== Data for this task

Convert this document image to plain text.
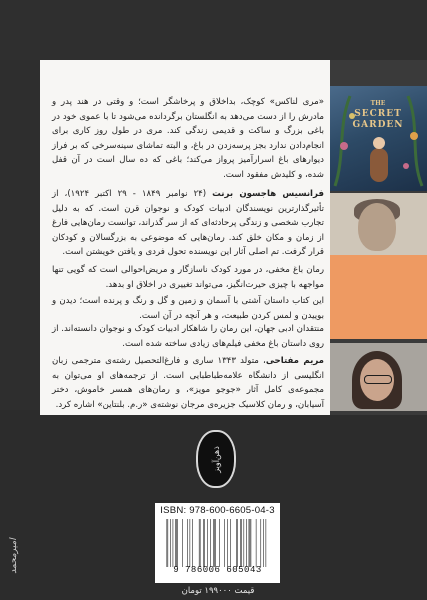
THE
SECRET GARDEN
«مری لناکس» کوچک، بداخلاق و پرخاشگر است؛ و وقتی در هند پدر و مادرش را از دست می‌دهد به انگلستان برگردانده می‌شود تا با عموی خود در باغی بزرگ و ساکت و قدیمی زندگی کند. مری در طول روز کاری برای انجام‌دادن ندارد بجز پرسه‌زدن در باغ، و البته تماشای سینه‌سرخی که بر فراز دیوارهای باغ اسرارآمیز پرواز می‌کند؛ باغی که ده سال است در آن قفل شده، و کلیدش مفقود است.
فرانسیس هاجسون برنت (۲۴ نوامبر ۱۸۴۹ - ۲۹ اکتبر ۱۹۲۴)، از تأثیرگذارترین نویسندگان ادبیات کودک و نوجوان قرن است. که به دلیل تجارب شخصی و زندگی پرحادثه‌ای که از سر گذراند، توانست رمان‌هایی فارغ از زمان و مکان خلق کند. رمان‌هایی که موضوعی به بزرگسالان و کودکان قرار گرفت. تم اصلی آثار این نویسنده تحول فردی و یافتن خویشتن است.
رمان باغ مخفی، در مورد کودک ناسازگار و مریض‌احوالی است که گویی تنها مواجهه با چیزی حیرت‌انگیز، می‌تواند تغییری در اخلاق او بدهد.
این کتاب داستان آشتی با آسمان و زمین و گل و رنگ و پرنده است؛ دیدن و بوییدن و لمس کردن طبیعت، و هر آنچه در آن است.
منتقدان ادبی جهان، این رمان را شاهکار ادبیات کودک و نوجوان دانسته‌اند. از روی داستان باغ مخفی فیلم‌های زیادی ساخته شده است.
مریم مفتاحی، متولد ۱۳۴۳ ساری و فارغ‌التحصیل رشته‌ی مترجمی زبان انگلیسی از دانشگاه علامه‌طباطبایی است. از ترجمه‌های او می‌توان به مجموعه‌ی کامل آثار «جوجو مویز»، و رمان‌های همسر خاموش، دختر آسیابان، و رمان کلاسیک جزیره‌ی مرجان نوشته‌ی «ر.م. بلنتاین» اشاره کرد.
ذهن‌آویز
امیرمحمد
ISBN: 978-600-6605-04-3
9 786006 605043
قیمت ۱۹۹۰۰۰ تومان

====

* [Exercise goal]:
Return each line of the listing that holds the string "فارغ".

* [Written solution]:
فرانسیس هاجسون برنت (۲۴ نوامبر ۱۸۴۹ - ۲۹ اکتبر ۱۹۲۴)، از تأثیرگذارترین نویسندگان ادبیات کودک و نوجوان قرن است. که به دلیل تجارب شخصی و زندگی پرحادثه‌ای که از سر گذراند، توانست رمان‌هایی فارغ از زمان و مکان خلق کند. رمان‌هایی که موضوعی به بزرگسالان و کودکان قرار گرفت. تم اصلی آثار این نویسنده تحول فردی و یافتن خویشتن است.
مریم مفتاحی، متولد ۱۳۴۳ ساری و فارغ‌التحصیل رشته‌ی مترجمی زبان انگلیسی از دانشگاه علامه‌طباطبایی است. از ترجمه‌های او می‌توان به مجموعه‌ی کامل آثار «جوجو مویز»، و رمان‌های همسر خاموش، دختر آسیابان، و رمان کلاسیک جزیره‌ی مرجان نوشته‌ی «ر.م. بلنتاین» اشاره کرد.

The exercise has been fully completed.